* [AIM OF THE EXERCISE]
Omit the pictures and output every entry below exactly as written.

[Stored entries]
--- Start ---

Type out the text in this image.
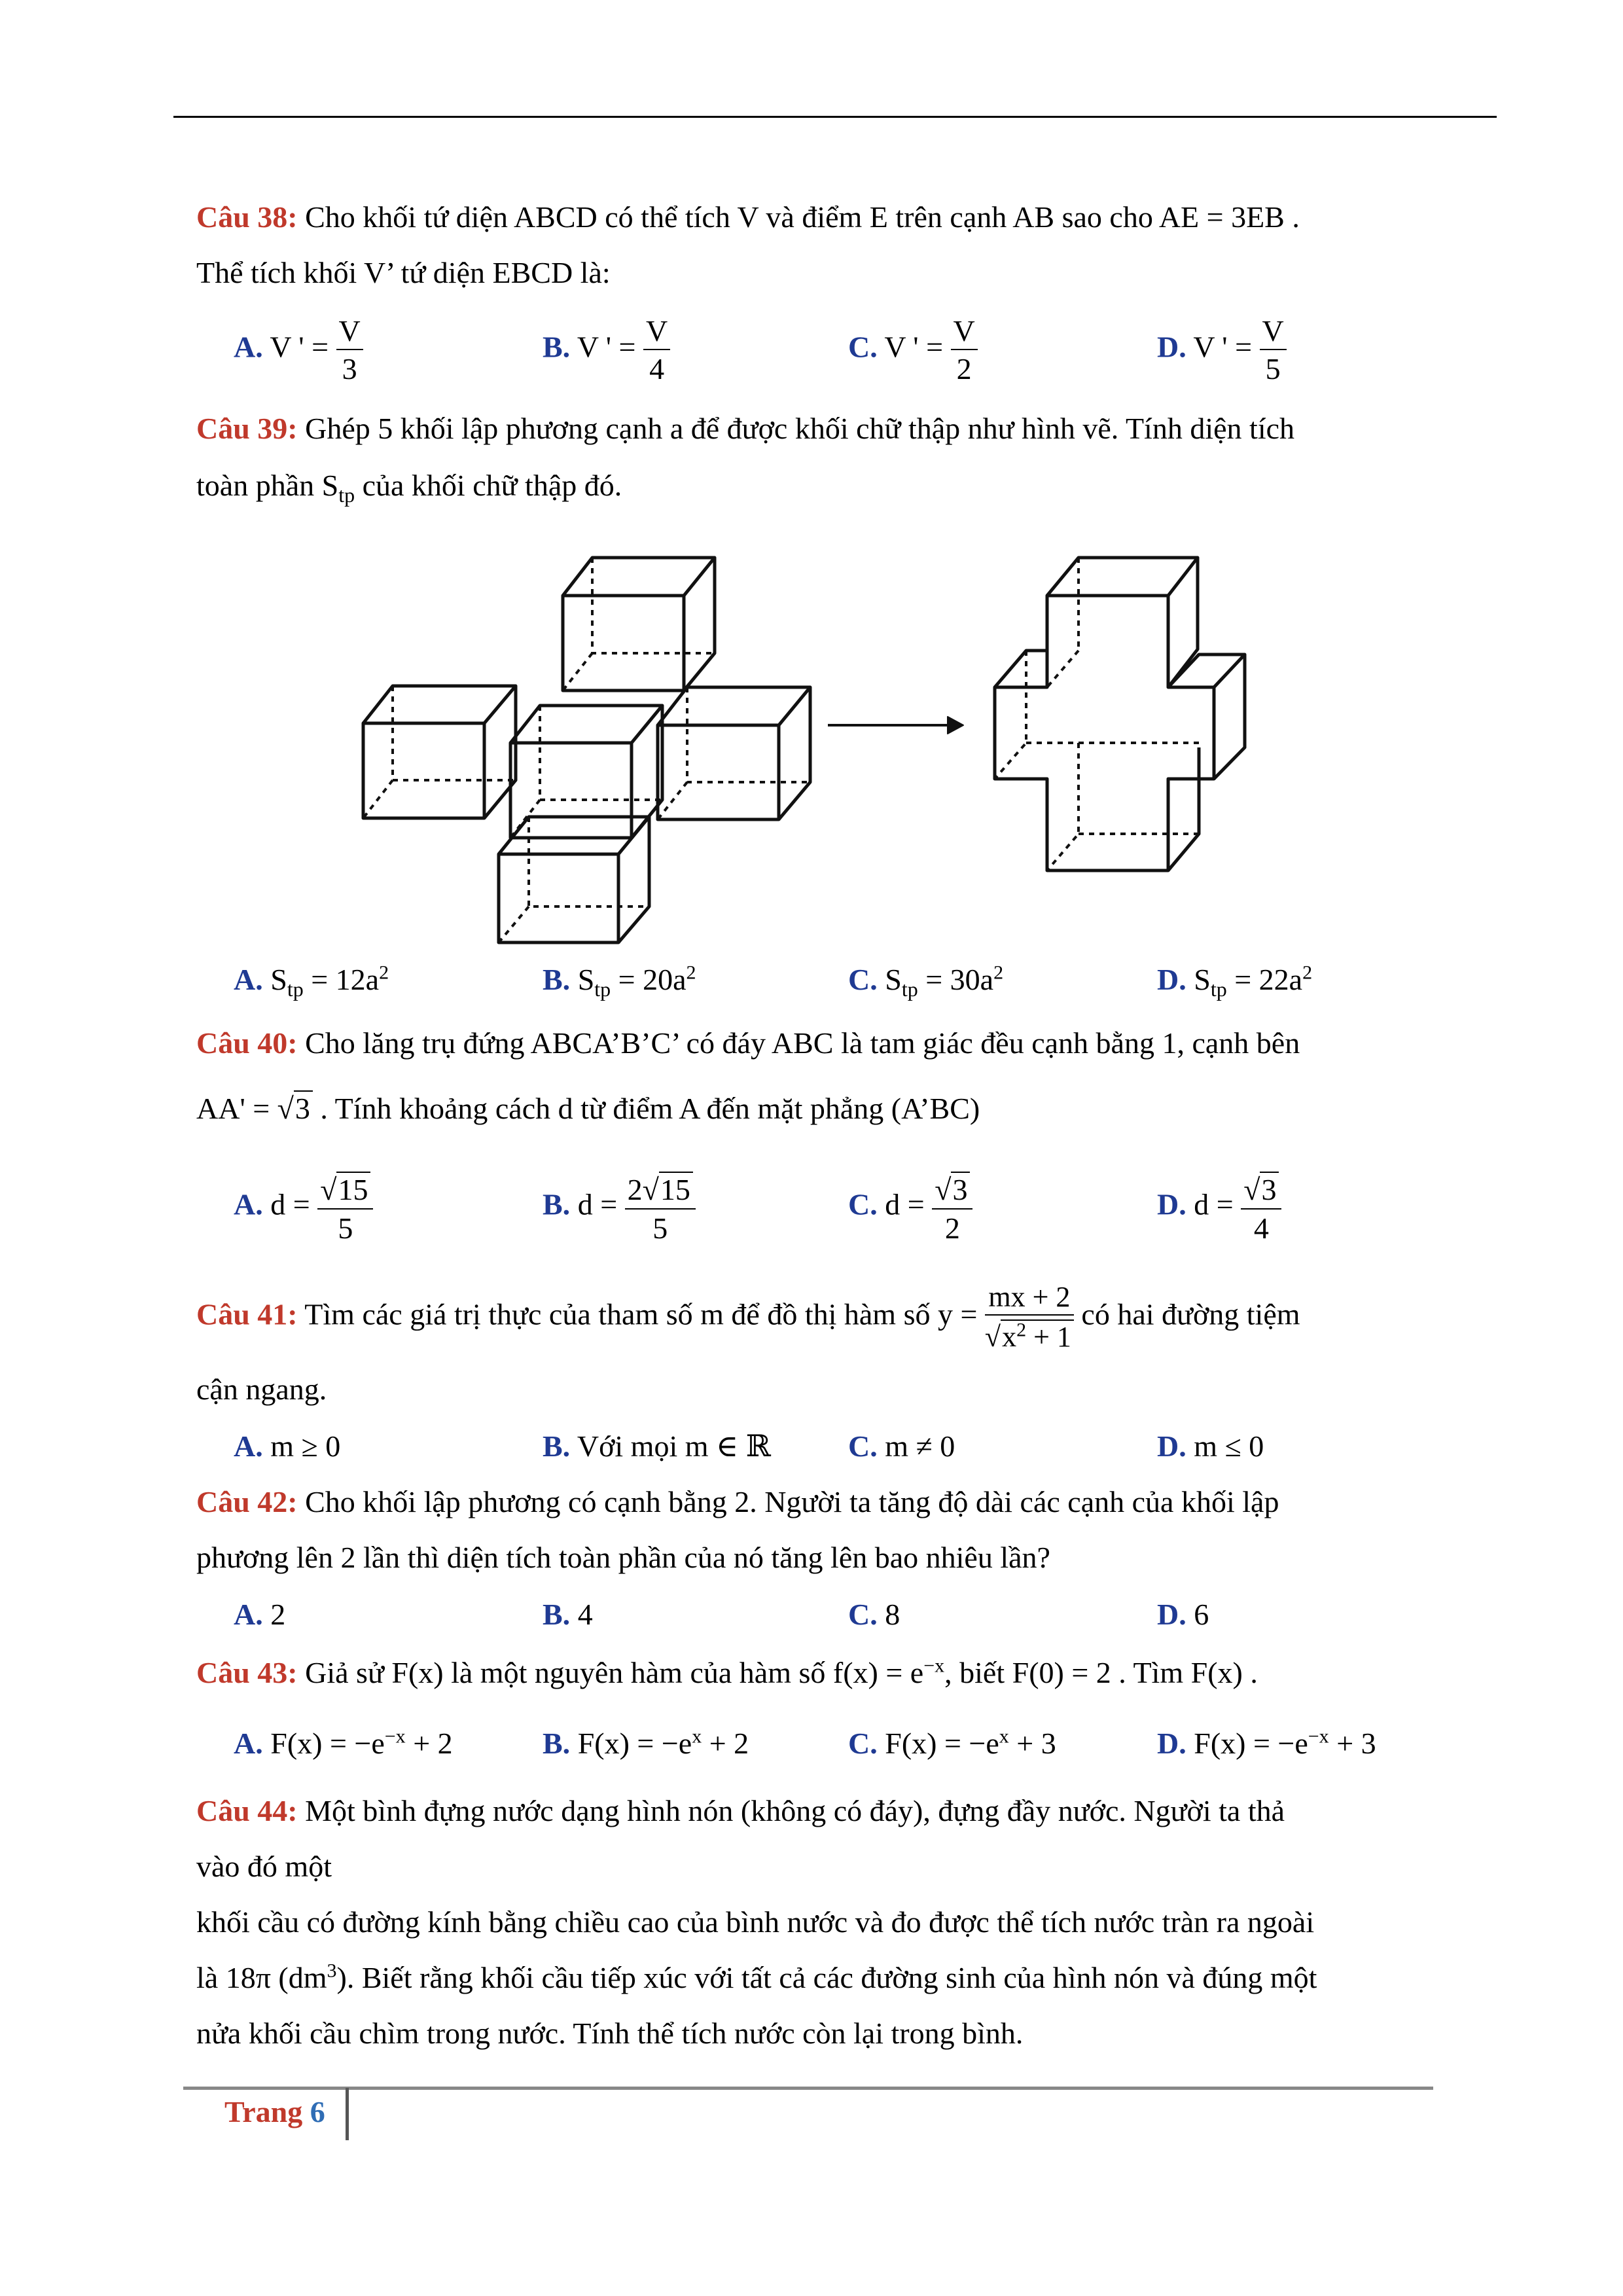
Câu 38: Cho khối tứ diện ABCD có thể tích V và điểm E trên cạnh AB sao cho AE = 3EB .
Thể tích khối V’ tứ diện EBCD là:
A. V ' = $\frac{V}{3}$	B. V ' = $\frac{V}{4}$	C. V ' = $\frac{V}{2}$	D. V ' = $\frac{V}{5}$
Câu 39: Ghép 5 khối lập phương cạnh a để được khối chữ thập như hình vẽ. Tính diện tích
toàn phần $S_{tp}$ của khối chữ thập đó.
A. $S_{tp} = 12a^2$	B. $S_{tp} = 20a^2$	C. $S_{tp} = 30a^2$	D. $S_{tp} = 22a^2$
Câu 40: Cho lăng trụ đứng ABCA’B’C’ có đáy ABC là tam giác đều cạnh bằng 1, cạnh bên
AA' = √3 . Tính khoảng cách d từ điểm A đến mặt phẳng (A’BC)
A. $d = \frac{√15}{5}$	B. $d = \frac{2√15}{5}$	C. $d = \frac{√3}{2}$	D. $d = \frac{√3}{4}$
Câu 41: Tìm các giá trị thực của tham số m để đồ thị hàm số $y = \frac{mx + 2}{√x^2 + 1}$ có hai đường tiệm
cận ngang.
A. m ≥ 0	B. Với mọi m ∈ ℝ	C. m ≠ 0	D. m ≤ 0
Câu 42: Cho khối lập phương có cạnh bằng 2. Người ta tăng độ dài các cạnh của khối lập
phương lên 2 lần thì diện tích toàn phần của nó tăng lên bao nhiêu lần?
A. 2	B. 4	C. 8	D. 6
Câu 43: Giả sử F(x) là một nguyên hàm của hàm số $f(x) = e^{-x}$, biết F(0) = 2 . Tìm F(x) .
A. $F(x) = -e^{-x} + 2$	B. $F(x) = -e^x + 2$	C. $F(x) = -e^x + 3$	D. $F(x) = -e^{-x} + 3$
Câu 44: Một bình đựng nước dạng hình nón (không có đáy), đựng đầy nước. Người ta thả
vào đó một
khối cầu có đường kính bằng chiều cao của bình nước và đo được thể tích nước tràn ra ngoài
là 18π $(dm^3)$. Biết rằng khối cầu tiếp xúc với tất cả các đường sinh của hình nón và đúng một
nửa khối cầu chìm trong nước. Tính thể tích nước còn lại trong bình.
Trang 6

--- End ---

* [ANSWER TO THIS TASK]
Type out the text in this image.
Câu 38: Cho khối tứ diện ABCD có thể tích V và điểm E trên cạnh AB sao cho AE = 3EB .
Thể tích khối V’ tứ diện EBCD là:
A. V ' = $\frac{V}{3}$	B. V ' = $\frac{V}{4}$	C. V ' = $\frac{V}{2}$	D. V ' = $\frac{V}{5}$
Câu 39: Ghép 5 khối lập phương cạnh a để được khối chữ thập như hình vẽ. Tính diện tích
toàn phần $S_{tp}$ của khối chữ thập đó.
A. $S_{tp} = 12a^2$	B. $S_{tp} = 20a^2$	C. $S_{tp} = 30a^2$	D. $S_{tp} = 22a^2$
Câu 40: Cho lăng trụ đứng ABCA’B’C’ có đáy ABC là tam giác đều cạnh bằng 1, cạnh bên
AA' = √3 . Tính khoảng cách d từ điểm A đến mặt phẳng (A’BC)
A. $d = \frac{√15}{5}$	B. $d = \frac{2√15}{5}$	C. $d = \frac{√3}{2}$	D. $d = \frac{√3}{4}$
Câu 41: Tìm các giá trị thực của tham số m để đồ thị hàm số $y = \frac{mx + 2}{√x^2 + 1}$ có hai đường tiệm
cận ngang.
A. m ≥ 0	B. Với mọi m ∈ ℝ	C. m ≠ 0	D. m ≤ 0
Câu 42: Cho khối lập phương có cạnh bằng 2. Người ta tăng độ dài các cạnh của khối lập
phương lên 2 lần thì diện tích toàn phần của nó tăng lên bao nhiêu lần?
A. 2	B. 4	C. 8	D. 6
Câu 43: Giả sử F(x) là một nguyên hàm của hàm số $f(x) = e^{-x}$, biết F(0) = 2 . Tìm F(x) .
A. $F(x) = -e^{-x} + 2$	B. $F(x) = -e^x + 2$	C. $F(x) = -e^x + 3$	D. $F(x) = -e^{-x} + 3$
Câu 44: Một bình đựng nước dạng hình nón (không có đáy), đựng đầy nước. Người ta thả
vào đó một
khối cầu có đường kính bằng chiều cao của bình nước và đo được thể tích nước tràn ra ngoài
là 18π $(dm^3)$. Biết rằng khối cầu tiếp xúc với tất cả các đường sinh của hình nón và đúng một
nửa khối cầu chìm trong nước. Tính thể tích nước còn lại trong bình.
Trang 6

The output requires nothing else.